*WHAT IS EXPECTED*
Each record must be retyped in full. No character may differ.

* START MATERIAL FOR THIS EXERCISE *

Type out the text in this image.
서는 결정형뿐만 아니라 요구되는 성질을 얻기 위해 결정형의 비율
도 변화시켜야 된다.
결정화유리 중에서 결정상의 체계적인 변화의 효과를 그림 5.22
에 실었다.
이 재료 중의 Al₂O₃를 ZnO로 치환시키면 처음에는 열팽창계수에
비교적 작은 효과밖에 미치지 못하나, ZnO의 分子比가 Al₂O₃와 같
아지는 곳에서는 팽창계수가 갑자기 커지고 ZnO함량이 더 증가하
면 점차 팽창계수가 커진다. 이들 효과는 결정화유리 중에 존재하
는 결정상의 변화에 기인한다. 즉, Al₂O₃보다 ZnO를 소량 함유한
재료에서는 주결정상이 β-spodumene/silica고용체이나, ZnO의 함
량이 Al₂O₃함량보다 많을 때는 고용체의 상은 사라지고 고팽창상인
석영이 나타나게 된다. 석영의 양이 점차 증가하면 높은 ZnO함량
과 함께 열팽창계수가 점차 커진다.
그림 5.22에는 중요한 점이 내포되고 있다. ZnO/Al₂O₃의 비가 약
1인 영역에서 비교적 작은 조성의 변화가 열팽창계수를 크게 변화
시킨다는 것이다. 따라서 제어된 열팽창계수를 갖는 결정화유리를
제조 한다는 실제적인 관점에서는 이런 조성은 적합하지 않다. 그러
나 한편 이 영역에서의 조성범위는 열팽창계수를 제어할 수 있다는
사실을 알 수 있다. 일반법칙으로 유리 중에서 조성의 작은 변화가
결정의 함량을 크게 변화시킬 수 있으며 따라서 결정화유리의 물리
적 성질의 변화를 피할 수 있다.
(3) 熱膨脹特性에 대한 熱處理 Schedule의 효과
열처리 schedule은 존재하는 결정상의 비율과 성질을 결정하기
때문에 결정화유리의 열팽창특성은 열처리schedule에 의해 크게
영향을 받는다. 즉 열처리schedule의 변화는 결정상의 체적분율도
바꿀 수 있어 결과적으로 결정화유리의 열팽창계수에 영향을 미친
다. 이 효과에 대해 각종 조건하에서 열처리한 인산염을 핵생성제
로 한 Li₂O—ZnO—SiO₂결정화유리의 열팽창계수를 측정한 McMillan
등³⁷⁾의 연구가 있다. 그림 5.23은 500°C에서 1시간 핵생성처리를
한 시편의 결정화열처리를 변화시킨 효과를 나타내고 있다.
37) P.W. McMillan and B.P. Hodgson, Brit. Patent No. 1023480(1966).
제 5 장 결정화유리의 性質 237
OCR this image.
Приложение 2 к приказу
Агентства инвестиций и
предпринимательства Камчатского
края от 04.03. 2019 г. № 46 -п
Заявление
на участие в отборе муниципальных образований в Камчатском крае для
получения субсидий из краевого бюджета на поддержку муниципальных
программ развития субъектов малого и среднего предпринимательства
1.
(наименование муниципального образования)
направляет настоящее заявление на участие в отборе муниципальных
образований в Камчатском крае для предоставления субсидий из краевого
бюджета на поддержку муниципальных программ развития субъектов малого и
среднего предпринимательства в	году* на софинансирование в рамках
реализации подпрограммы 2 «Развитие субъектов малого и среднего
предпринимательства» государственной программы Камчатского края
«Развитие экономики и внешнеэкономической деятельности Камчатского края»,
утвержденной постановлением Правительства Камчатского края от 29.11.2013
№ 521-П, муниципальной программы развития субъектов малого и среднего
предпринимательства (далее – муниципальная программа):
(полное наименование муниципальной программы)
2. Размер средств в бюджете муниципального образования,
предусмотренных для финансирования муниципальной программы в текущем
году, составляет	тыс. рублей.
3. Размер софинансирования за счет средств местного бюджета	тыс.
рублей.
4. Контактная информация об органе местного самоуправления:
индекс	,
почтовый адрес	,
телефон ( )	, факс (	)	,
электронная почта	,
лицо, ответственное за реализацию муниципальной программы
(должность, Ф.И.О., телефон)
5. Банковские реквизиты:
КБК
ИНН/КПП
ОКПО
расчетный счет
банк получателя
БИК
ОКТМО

* END MATERIAL FOR THIS EXERCISE *

*SOLUTION FOR THIS TASK*
Type out the text in this image.
서는 결정형뿐만 아니라 요구되는 성질을 얻기 위해 결정형의 비율
도 변화시켜야 된다.
결정화유리 중에서 결정상의 체계적인 변화의 효과를 그림 5.22
에 실었다.
이 재료 중의 Al₂O₃를 ZnO로 치환시키면 처음에는 열팽창계수에
비교적 작은 효과밖에 미치지 못하나, ZnO의 分子比가 Al₂O₃와 같
아지는 곳에서는 팽창계수가 갑자기 커지고 ZnO함량이 더 증가하
면 점차 팽창계수가 커진다. 이들 효과는 결정화유리 중에 존재하
는 결정상의 변화에 기인한다. 즉, Al₂O₃보다 ZnO를 소량 함유한
재료에서는 주결정상이 β-spodumene/silica고용체이나, ZnO의 함
량이 Al₂O₃함량보다 많을 때는 고용체의 상은 사라지고 고팽창상인
석영이 나타나게 된다. 석영의 양이 점차 증가하면 높은 ZnO함량
과 함께 열팽창계수가 점차 커진다.
그림 5.22에는 중요한 점이 내포되고 있다. ZnO/Al₂O₃의 비가 약
1인 영역에서 비교적 작은 조성의 변화가 열팽창계수를 크게 변화
시킨다는 것이다. 따라서 제어된 열팽창계수를 갖는 결정화유리를
제조 한다는 실제적인 관점에서는 이런 조성은 적합하지 않다. 그러
나 한편 이 영역에서의 조성범위는 열팽창계수를 제어할 수 있다는
사실을 알 수 있다. 일반법칙으로 유리 중에서 조성의 작은 변화가
결정의 함량을 크게 변화시킬 수 있으며 따라서 결정화유리의 물리
적 성질의 변화를 피할 수 있다.
(3) 熱膨脹特性에 대한 熱處理 Schedule의 효과
열처리 schedule은 존재하는 결정상의 비율과 성질을 결정하기
때문에 결정화유리의 열팽창특성은 열처리schedule에 의해 크게
영향을 받는다. 즉 열처리schedule의 변화는 결정상의 체적분율도
바꿀 수 있어 결과적으로 결정화유리의 열팽창계수에 영향을 미친
다. 이 효과에 대해 각종 조건하에서 열처리한 인산염을 핵생성제
로 한 Li₂O—ZnO—SiO₂결정화유리의 열팽창계수를 측정한 McMillan
등³⁷⁾의 연구가 있다. 그림 5.23은 500°C에서 1시간 핵생성처리를
한 시편의 결정화열처리를 변화시킨 효과를 나타내고 있다.
37) P.W. McMillan and B.P. Hodgson, Brit. Patent No. 1023480(1966).
제 5 장 결정화유리의 性質 237
OCR this image.
Приложение 2 к приказу
Агентства инвестиций и
предпринимательства Камчатского
края от 04.03. 2019 г. № 46 -п
Заявление
на участие в отборе муниципальных образований в Камчатском крае для
получения субсидий из краевого бюджета на поддержку муниципальных
программ развития субъектов малого и среднего предпринимательства
1.
(наименование муниципального образования)
направляет настоящее заявление на участие в отборе муниципальных
образований в Камчатском крае для предоставления субсидий из краевого
бюджета на поддержку муниципальных программ развития субъектов малого и
среднего предпринимательства в	году* на софинансирование в рамках
реализации подпрограммы 2 «Развитие субъектов малого и среднего
предпринимательства» государственной программы Камчатского края
«Развитие экономики и внешнеэкономической деятельности Камчатского края»,
утвержденной постановлением Правительства Камчатского края от 29.11.2013
№ 521-П, муниципальной программы развития субъектов малого и среднего
предпринимательства (далее – муниципальная программа):
(полное наименование муниципальной программы)
2. Размер средств в бюджете муниципального образования,
предусмотренных для финансирования муниципальной программы в текущем
году, составляет	тыс. рублей.
3. Размер софинансирования за счет средств местного бюджета	тыс.
рублей.
4. Контактная информация об органе местного самоуправления:
индекс	,
почтовый адрес	,
телефон ( )	, факс (	)	,
электронная почта	,
лицо, ответственное за реализацию муниципальной программы
(должность, Ф.И.О., телефон)
5. Банковские реквизиты:
КБК
ИНН/КПП
ОКПО
расчетный счет
банк получателя
БИК
ОКТМО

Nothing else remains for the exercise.